[Chart and figure data]

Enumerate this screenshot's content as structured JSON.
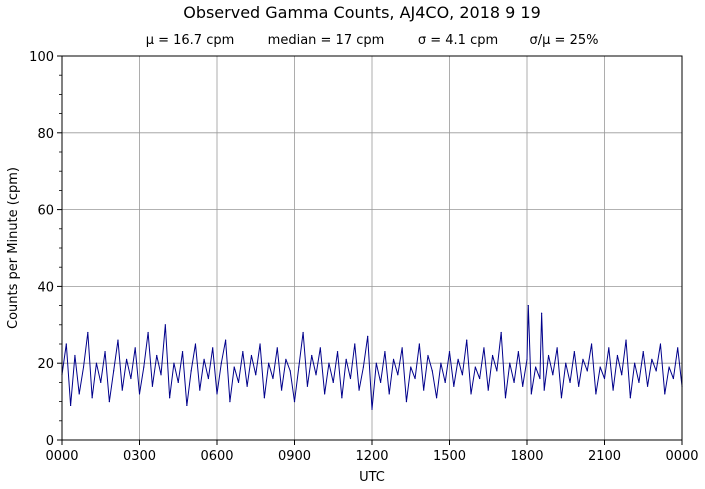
{
  "chart_data": {
    "type": "line",
    "title": "Observed Gamma Counts, AJ4CO, 2018 9 19",
    "subtitle": {
      "mean": "μ = 16.7 cpm",
      "median": "median = 17 cpm",
      "sigma": "σ = 4.1 cpm",
      "ratio": "σ/μ = 25%"
    },
    "xlabel": "UTC",
    "ylabel": "Counts per Minute (cpm)",
    "xlim": [
      0,
      1440
    ],
    "ylim": [
      0,
      100
    ],
    "x_ticks": [
      {
        "value": 0,
        "label": "0000"
      },
      {
        "value": 180,
        "label": "0300"
      },
      {
        "value": 360,
        "label": "0600"
      },
      {
        "value": 540,
        "label": "0900"
      },
      {
        "value": 720,
        "label": "1200"
      },
      {
        "value": 900,
        "label": "1500"
      },
      {
        "value": 1080,
        "label": "1800"
      },
      {
        "value": 1260,
        "label": "2100"
      },
      {
        "value": 1440,
        "label": "0000"
      }
    ],
    "y_ticks": [
      {
        "value": 0,
        "label": "0"
      },
      {
        "value": 20,
        "label": "20"
      },
      {
        "value": 40,
        "label": "40"
      },
      {
        "value": 60,
        "label": "60"
      },
      {
        "value": 80,
        "label": "80"
      },
      {
        "value": 100,
        "label": "100"
      }
    ],
    "grid": true,
    "series": [
      {
        "color": "#00008b",
        "x": [
          0,
          10,
          20,
          30,
          40,
          50,
          60,
          70,
          80,
          90,
          100,
          110,
          120,
          130,
          140,
          150,
          160,
          170,
          180,
          190,
          200,
          210,
          220,
          230,
          240,
          250,
          260,
          270,
          280,
          290,
          300,
          310,
          320,
          330,
          340,
          350,
          360,
          370,
          380,
          390,
          400,
          410,
          420,
          430,
          440,
          450,
          460,
          470,
          480,
          490,
          500,
          510,
          520,
          530,
          540,
          550,
          560,
          570,
          580,
          590,
          600,
          610,
          620,
          630,
          640,
          650,
          660,
          670,
          680,
          690,
          700,
          710,
          720,
          730,
          740,
          750,
          760,
          770,
          780,
          790,
          800,
          810,
          820,
          830,
          840,
          850,
          860,
          870,
          880,
          890,
          900,
          910,
          920,
          930,
          940,
          950,
          960,
          970,
          980,
          990,
          1000,
          1010,
          1020,
          1030,
          1040,
          1050,
          1060,
          1070,
          1080,
          1083,
          1090,
          1100,
          1110,
          1114,
          1120,
          1130,
          1140,
          1150,
          1160,
          1170,
          1180,
          1190,
          1200,
          1210,
          1220,
          1230,
          1240,
          1250,
          1260,
          1270,
          1280,
          1290,
          1300,
          1310,
          1320,
          1330,
          1340,
          1350,
          1360,
          1370,
          1380,
          1390,
          1400,
          1410,
          1420,
          1430,
          1440
        ],
        "values": [
          17,
          25,
          9,
          22,
          12,
          19,
          28,
          11,
          20,
          15,
          23,
          10,
          18,
          26,
          13,
          21,
          16,
          24,
          12,
          19,
          28,
          14,
          22,
          17,
          30,
          11,
          20,
          15,
          23,
          9,
          18,
          25,
          13,
          21,
          16,
          24,
          12,
          20,
          26,
          10,
          19,
          15,
          23,
          14,
          22,
          17,
          25,
          11,
          20,
          16,
          24,
          13,
          21,
          18,
          10,
          19,
          28,
          14,
          22,
          17,
          24,
          12,
          20,
          15,
          23,
          11,
          21,
          16,
          25,
          13,
          19,
          27,
          8,
          20,
          15,
          23,
          12,
          21,
          17,
          24,
          10,
          19,
          16,
          25,
          13,
          22,
          18,
          11,
          20,
          15,
          23,
          14,
          21,
          17,
          26,
          12,
          19,
          16,
          24,
          13,
          22,
          18,
          28,
          11,
          20,
          15,
          23,
          14,
          21,
          35,
          12,
          19,
          16,
          33,
          13,
          22,
          17,
          24,
          11,
          20,
          15,
          23,
          14,
          21,
          18,
          25,
          12,
          19,
          16,
          24,
          13,
          22,
          17,
          26,
          11,
          20,
          15,
          23,
          14,
          21,
          18,
          25,
          12,
          19,
          16,
          24,
          14
        ]
      }
    ]
  }
}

◆ Objective: Reproduce the records above exactly, leaving out every picture they contain.

◆ Correct output:
Enumerate this screenshot's content as structured JSON.
{
  "chart_data": {
    "type": "line",
    "title": "Observed Gamma Counts, AJ4CO, 2018 9 19",
    "subtitle": {
      "mean": "μ = 16.7 cpm",
      "median": "median = 17 cpm",
      "sigma": "σ = 4.1 cpm",
      "ratio": "σ/μ = 25%"
    },
    "xlabel": "UTC",
    "ylabel": "Counts per Minute (cpm)",
    "xlim": [
      0,
      1440
    ],
    "ylim": [
      0,
      100
    ],
    "x_ticks": [
      {
        "value": 0,
        "label": "0000"
      },
      {
        "value": 180,
        "label": "0300"
      },
      {
        "value": 360,
        "label": "0600"
      },
      {
        "value": 540,
        "label": "0900"
      },
      {
        "value": 720,
        "label": "1200"
      },
      {
        "value": 900,
        "label": "1500"
      },
      {
        "value": 1080,
        "label": "1800"
      },
      {
        "value": 1260,
        "label": "2100"
      },
      {
        "value": 1440,
        "label": "0000"
      }
    ],
    "y_ticks": [
      {
        "value": 0,
        "label": "0"
      },
      {
        "value": 20,
        "label": "20"
      },
      {
        "value": 40,
        "label": "40"
      },
      {
        "value": 60,
        "label": "60"
      },
      {
        "value": 80,
        "label": "80"
      },
      {
        "value": 100,
        "label": "100"
      }
    ],
    "grid": true,
    "series": [
      {
        "color": "#00008b",
        "x": [
          0,
          10,
          20,
          30,
          40,
          50,
          60,
          70,
          80,
          90,
          100,
          110,
          120,
          130,
          140,
          150,
          160,
          170,
          180,
          190,
          200,
          210,
          220,
          230,
          240,
          250,
          260,
          270,
          280,
          290,
          300,
          310,
          320,
          330,
          340,
          350,
          360,
          370,
          380,
          390,
          400,
          410,
          420,
          430,
          440,
          450,
          460,
          470,
          480,
          490,
          500,
          510,
          520,
          530,
          540,
          550,
          560,
          570,
          580,
          590,
          600,
          610,
          620,
          630,
          640,
          650,
          660,
          670,
          680,
          690,
          700,
          710,
          720,
          730,
          740,
          750,
          760,
          770,
          780,
          790,
          800,
          810,
          820,
          830,
          840,
          850,
          860,
          870,
          880,
          890,
          900,
          910,
          920,
          930,
          940,
          950,
          960,
          970,
          980,
          990,
          1000,
          1010,
          1020,
          1030,
          1040,
          1050,
          1060,
          1070,
          1080,
          1083,
          1090,
          1100,
          1110,
          1114,
          1120,
          1130,
          1140,
          1150,
          1160,
          1170,
          1180,
          1190,
          1200,
          1210,
          1220,
          1230,
          1240,
          1250,
          1260,
          1270,
          1280,
          1290,
          1300,
          1310,
          1320,
          1330,
          1340,
          1350,
          1360,
          1370,
          1380,
          1390,
          1400,
          1410,
          1420,
          1430,
          1440
        ],
        "values": [
          17,
          25,
          9,
          22,
          12,
          19,
          28,
          11,
          20,
          15,
          23,
          10,
          18,
          26,
          13,
          21,
          16,
          24,
          12,
          19,
          28,
          14,
          22,
          17,
          30,
          11,
          20,
          15,
          23,
          9,
          18,
          25,
          13,
          21,
          16,
          24,
          12,
          20,
          26,
          10,
          19,
          15,
          23,
          14,
          22,
          17,
          25,
          11,
          20,
          16,
          24,
          13,
          21,
          18,
          10,
          19,
          28,
          14,
          22,
          17,
          24,
          12,
          20,
          15,
          23,
          11,
          21,
          16,
          25,
          13,
          19,
          27,
          8,
          20,
          15,
          23,
          12,
          21,
          17,
          24,
          10,
          19,
          16,
          25,
          13,
          22,
          18,
          11,
          20,
          15,
          23,
          14,
          21,
          17,
          26,
          12,
          19,
          16,
          24,
          13,
          22,
          18,
          28,
          11,
          20,
          15,
          23,
          14,
          21,
          35,
          12,
          19,
          16,
          33,
          13,
          22,
          17,
          24,
          11,
          20,
          15,
          23,
          14,
          21,
          18,
          25,
          12,
          19,
          16,
          24,
          13,
          22,
          17,
          26,
          11,
          20,
          15,
          23,
          14,
          21,
          18,
          25,
          12,
          19,
          16,
          24,
          14
        ]
      }
    ]
  }
}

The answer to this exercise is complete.